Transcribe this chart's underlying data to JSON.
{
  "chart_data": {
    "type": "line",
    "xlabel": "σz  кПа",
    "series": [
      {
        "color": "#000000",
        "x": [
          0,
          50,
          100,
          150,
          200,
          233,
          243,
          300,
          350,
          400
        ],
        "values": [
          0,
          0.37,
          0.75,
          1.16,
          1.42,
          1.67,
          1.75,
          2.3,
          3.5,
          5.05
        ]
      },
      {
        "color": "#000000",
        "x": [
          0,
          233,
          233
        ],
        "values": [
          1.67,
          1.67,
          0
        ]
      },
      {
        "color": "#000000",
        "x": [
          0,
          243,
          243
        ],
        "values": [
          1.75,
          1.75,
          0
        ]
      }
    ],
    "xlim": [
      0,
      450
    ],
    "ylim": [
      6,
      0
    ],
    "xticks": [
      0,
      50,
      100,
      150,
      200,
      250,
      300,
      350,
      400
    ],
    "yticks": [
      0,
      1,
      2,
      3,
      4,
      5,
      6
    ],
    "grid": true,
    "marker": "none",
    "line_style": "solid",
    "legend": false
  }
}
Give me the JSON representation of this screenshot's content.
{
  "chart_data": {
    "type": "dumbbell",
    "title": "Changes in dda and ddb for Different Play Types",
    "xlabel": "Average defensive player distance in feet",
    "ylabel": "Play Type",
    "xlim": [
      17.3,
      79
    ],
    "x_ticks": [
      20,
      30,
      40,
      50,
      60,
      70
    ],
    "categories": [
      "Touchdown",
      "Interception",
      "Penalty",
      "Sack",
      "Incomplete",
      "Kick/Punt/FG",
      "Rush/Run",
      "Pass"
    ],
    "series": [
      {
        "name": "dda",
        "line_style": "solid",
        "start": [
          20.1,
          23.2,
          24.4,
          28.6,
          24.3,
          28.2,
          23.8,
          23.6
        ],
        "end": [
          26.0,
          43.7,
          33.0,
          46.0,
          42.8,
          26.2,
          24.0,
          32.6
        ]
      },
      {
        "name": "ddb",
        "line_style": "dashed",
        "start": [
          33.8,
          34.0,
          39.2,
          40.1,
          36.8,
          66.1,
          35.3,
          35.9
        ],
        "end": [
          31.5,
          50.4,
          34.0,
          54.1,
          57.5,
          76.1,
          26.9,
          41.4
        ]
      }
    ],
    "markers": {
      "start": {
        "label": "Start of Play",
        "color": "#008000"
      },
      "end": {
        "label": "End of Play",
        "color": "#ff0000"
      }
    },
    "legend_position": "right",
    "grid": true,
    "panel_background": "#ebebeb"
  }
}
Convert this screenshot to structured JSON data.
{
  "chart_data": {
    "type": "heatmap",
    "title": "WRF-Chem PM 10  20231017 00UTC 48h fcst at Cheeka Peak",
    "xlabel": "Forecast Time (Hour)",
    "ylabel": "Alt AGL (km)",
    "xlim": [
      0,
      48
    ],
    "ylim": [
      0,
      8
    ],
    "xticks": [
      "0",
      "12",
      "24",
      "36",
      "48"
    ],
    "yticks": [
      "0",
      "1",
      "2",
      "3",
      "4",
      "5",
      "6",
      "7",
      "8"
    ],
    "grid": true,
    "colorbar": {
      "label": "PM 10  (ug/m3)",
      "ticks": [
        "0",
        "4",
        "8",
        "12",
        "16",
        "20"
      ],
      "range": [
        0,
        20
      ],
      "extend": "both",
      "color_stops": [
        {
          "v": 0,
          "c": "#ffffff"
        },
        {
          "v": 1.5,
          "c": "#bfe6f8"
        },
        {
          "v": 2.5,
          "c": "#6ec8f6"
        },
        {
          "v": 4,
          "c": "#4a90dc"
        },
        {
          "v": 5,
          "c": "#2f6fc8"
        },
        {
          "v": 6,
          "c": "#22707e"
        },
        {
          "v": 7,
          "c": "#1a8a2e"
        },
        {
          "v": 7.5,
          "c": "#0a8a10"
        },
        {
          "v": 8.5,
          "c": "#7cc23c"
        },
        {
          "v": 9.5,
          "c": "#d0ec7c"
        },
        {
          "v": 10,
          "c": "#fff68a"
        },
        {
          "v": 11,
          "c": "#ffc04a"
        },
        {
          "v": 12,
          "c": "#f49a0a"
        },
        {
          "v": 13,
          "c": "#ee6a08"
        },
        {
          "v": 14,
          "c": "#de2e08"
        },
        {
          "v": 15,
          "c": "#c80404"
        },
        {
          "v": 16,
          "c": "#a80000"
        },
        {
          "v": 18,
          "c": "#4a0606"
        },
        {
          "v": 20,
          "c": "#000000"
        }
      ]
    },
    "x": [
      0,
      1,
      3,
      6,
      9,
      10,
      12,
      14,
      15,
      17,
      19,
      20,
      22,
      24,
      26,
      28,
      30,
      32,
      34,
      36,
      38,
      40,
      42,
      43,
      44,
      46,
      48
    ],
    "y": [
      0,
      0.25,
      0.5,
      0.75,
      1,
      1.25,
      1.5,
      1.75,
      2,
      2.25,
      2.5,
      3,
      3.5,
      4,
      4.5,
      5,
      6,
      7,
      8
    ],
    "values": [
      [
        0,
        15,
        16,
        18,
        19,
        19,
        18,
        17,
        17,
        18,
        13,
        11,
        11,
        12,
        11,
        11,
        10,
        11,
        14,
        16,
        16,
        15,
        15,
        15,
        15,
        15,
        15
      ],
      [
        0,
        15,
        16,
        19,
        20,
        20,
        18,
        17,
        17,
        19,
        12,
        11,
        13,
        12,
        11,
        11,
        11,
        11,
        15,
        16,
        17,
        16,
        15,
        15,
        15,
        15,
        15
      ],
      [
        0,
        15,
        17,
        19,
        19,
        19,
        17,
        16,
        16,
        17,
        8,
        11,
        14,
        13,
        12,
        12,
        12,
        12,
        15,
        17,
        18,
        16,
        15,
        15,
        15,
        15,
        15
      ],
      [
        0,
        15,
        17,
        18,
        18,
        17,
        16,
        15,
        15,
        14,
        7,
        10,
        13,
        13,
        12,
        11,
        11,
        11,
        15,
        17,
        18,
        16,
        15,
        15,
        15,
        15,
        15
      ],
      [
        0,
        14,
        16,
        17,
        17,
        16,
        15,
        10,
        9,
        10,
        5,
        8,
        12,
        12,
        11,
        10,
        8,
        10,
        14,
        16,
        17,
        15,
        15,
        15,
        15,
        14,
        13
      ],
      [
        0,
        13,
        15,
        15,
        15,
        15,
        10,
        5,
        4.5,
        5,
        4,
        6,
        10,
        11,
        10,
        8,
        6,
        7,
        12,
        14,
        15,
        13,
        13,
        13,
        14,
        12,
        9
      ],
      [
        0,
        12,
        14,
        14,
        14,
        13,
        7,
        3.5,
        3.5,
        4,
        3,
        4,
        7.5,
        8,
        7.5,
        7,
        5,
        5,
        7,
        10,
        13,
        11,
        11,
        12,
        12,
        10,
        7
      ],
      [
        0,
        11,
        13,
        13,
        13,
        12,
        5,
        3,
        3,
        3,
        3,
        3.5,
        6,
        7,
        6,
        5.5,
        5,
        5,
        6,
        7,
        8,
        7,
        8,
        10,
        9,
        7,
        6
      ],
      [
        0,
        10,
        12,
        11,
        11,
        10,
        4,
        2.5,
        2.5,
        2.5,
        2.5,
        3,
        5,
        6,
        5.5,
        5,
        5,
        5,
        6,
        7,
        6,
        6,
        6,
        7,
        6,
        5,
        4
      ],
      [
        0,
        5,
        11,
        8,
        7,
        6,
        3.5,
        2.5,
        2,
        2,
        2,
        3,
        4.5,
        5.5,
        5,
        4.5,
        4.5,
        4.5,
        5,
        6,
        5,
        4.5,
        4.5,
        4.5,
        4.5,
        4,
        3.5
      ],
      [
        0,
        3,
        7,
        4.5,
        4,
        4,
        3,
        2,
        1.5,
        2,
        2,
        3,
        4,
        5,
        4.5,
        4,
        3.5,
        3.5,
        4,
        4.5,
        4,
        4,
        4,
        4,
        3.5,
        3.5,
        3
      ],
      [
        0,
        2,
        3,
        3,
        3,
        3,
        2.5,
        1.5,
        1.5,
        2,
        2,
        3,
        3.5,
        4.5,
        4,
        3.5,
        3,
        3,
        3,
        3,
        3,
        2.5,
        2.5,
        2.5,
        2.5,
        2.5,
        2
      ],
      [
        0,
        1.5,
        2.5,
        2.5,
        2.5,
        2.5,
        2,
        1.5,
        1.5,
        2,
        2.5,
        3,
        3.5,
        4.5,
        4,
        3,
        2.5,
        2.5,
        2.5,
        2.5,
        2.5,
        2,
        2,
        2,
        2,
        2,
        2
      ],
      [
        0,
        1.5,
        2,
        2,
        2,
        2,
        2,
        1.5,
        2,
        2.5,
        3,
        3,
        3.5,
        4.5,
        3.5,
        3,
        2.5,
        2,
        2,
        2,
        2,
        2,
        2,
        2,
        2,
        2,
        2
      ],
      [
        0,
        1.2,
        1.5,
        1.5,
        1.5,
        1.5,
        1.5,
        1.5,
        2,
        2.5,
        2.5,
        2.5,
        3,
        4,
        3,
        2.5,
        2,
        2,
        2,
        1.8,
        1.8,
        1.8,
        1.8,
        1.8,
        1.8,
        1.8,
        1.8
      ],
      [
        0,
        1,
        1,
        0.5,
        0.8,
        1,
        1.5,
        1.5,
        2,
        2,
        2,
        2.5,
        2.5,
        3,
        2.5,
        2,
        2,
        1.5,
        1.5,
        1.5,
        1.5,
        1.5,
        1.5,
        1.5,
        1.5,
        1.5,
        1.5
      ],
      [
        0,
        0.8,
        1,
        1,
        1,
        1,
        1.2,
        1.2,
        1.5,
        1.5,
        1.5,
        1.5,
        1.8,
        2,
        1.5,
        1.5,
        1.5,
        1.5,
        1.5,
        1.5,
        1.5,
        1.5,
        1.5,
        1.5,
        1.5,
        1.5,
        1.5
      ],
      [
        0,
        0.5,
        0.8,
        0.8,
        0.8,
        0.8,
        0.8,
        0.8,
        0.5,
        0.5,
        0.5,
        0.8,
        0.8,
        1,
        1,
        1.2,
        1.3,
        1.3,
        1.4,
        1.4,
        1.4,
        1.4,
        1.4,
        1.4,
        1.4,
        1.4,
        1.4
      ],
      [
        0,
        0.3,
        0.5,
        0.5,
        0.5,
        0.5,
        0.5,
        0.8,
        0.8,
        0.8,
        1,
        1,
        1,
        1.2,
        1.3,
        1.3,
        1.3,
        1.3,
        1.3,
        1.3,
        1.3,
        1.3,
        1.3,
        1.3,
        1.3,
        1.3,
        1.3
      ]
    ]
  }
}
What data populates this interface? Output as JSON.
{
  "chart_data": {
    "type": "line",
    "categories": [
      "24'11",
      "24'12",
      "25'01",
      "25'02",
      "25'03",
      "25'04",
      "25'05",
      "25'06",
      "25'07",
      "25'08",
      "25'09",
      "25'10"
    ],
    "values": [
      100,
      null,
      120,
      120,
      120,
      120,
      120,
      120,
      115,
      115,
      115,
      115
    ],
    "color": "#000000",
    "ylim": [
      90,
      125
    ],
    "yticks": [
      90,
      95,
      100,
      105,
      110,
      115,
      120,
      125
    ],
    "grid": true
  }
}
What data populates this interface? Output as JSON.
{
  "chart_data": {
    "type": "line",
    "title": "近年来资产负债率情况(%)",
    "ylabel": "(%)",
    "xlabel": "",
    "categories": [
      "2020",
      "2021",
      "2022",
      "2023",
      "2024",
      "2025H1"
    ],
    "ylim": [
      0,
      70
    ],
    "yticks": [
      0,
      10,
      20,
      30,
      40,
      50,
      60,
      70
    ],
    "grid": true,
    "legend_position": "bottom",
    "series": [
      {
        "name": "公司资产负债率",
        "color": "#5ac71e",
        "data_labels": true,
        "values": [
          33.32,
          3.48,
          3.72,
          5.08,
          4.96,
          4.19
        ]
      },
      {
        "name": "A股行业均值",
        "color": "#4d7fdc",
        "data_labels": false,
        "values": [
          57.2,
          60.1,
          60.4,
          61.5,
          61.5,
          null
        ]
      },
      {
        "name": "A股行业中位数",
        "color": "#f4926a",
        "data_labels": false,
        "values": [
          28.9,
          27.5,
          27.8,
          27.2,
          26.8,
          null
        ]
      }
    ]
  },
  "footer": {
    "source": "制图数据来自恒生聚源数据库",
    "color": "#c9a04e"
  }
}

··········

YOUR OBJECTIVE »
What is the number of lines that hold the string "title"? Reply with that number alone.

EXERCISE OUTPUT »
3